### Exercise
Skip every picture and transcribe the remaining material exactly.

Figure record listings:
* * *

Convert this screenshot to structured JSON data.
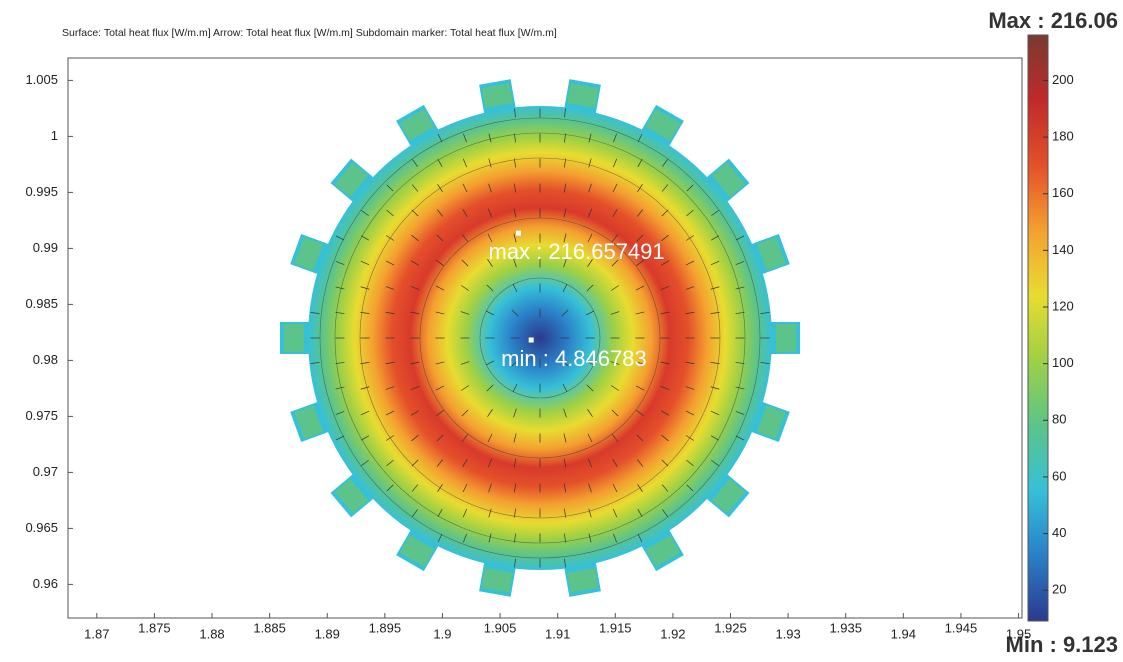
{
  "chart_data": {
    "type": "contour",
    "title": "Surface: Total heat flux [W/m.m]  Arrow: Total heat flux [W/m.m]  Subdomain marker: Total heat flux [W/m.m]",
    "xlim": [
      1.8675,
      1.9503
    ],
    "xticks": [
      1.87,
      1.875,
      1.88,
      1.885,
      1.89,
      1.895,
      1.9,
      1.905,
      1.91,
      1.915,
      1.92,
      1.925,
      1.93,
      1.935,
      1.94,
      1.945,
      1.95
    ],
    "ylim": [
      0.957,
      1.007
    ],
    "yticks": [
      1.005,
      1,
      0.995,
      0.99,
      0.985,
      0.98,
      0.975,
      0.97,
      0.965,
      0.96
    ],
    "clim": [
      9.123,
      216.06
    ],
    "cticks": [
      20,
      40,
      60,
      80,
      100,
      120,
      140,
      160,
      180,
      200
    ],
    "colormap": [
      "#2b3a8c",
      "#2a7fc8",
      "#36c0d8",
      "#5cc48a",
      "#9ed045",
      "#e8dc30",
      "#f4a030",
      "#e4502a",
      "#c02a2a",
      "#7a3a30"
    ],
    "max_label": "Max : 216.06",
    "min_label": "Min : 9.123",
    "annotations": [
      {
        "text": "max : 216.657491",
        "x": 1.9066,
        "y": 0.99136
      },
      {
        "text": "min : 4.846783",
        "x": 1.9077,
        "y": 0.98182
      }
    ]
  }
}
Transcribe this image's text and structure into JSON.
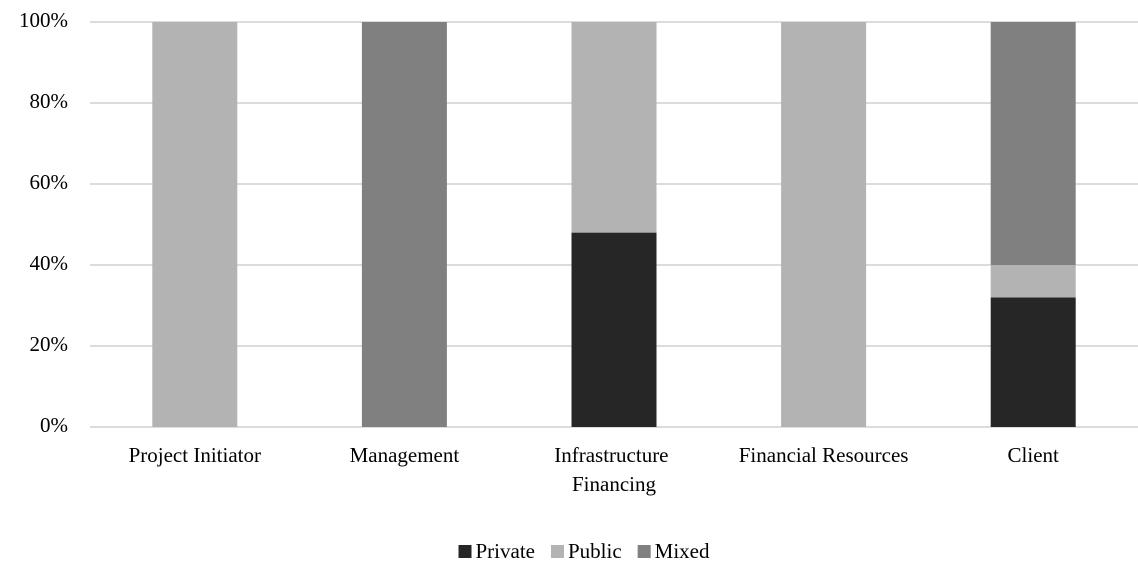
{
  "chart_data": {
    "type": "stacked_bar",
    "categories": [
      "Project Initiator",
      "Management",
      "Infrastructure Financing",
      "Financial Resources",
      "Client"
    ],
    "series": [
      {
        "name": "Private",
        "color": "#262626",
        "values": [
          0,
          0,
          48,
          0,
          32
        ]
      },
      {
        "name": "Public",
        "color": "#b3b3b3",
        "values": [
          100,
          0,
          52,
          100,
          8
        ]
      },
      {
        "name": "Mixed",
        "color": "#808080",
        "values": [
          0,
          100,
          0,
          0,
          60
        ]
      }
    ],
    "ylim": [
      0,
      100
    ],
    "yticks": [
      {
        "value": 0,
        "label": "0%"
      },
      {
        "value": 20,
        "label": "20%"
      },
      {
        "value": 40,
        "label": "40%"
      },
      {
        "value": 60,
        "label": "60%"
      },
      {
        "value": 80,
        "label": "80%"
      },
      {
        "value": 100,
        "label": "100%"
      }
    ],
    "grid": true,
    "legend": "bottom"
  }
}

* * *

### Task result
Convert this screenshot to structured JSON data.
{
  "chart_data": {
    "type": "contour",
    "title": "Surface: Total heat flux [W/m.m]  Arrow: Total heat flux [W/m.m]  Subdomain marker: Total heat flux [W/m.m]",
    "xlim": [
      1.8675,
      1.9503
    ],
    "xticks": [
      1.87,
      1.875,
      1.88,
      1.885,
      1.89,
      1.895,
      1.9,
      1.905,
      1.91,
      1.915,
      1.92,
      1.925,
      1.93,
      1.935,
      1.94,
      1.945,
      1.95
    ],
    "ylim": [
      0.957,
      1.007
    ],
    "yticks": [
      1.005,
      1,
      0.995,
      0.99,
      0.985,
      0.98,
      0.975,
      0.97,
      0.965,
      0.96
    ],
    "clim": [
      9.123,
      216.06
    ],
    "cticks": [
      20,
      40,
      60,
      80,
      100,
      120,
      140,
      160,
      180,
      200
    ],
    "colormap": [
      "#2b3a8c",
      "#2a7fc8",
      "#36c0d8",
      "#5cc48a",
      "#9ed045",
      "#e8dc30",
      "#f4a030",
      "#e4502a",
      "#c02a2a",
      "#7a3a30"
    ],
    "max_label": "Max : 216.06",
    "min_label": "Min : 9.123",
    "annotations": [
      {
        "text": "max : 216.657491",
        "x": 1.9066,
        "y": 0.99136
      },
      {
        "text": "min : 4.846783",
        "x": 1.9077,
        "y": 0.98182
      }
    ]
  }
}
Transcribe this image's text and structure into JSON.
{
  "chart_data": {
    "type": "stacked_bar",
    "categories": [
      "Project Initiator",
      "Management",
      "Infrastructure Financing",
      "Financial Resources",
      "Client"
    ],
    "series": [
      {
        "name": "Private",
        "color": "#262626",
        "values": [
          0,
          0,
          48,
          0,
          32
        ]
      },
      {
        "name": "Public",
        "color": "#b3b3b3",
        "values": [
          100,
          0,
          52,
          100,
          8
        ]
      },
      {
        "name": "Mixed",
        "color": "#808080",
        "values": [
          0,
          100,
          0,
          0,
          60
        ]
      }
    ],
    "ylim": [
      0,
      100
    ],
    "yticks": [
      {
        "value": 0,
        "label": "0%"
      },
      {
        "value": 20,
        "label": "20%"
      },
      {
        "value": 40,
        "label": "40%"
      },
      {
        "value": 60,
        "label": "60%"
      },
      {
        "value": 80,
        "label": "80%"
      },
      {
        "value": 100,
        "label": "100%"
      }
    ],
    "grid": true,
    "legend": "bottom"
  }
}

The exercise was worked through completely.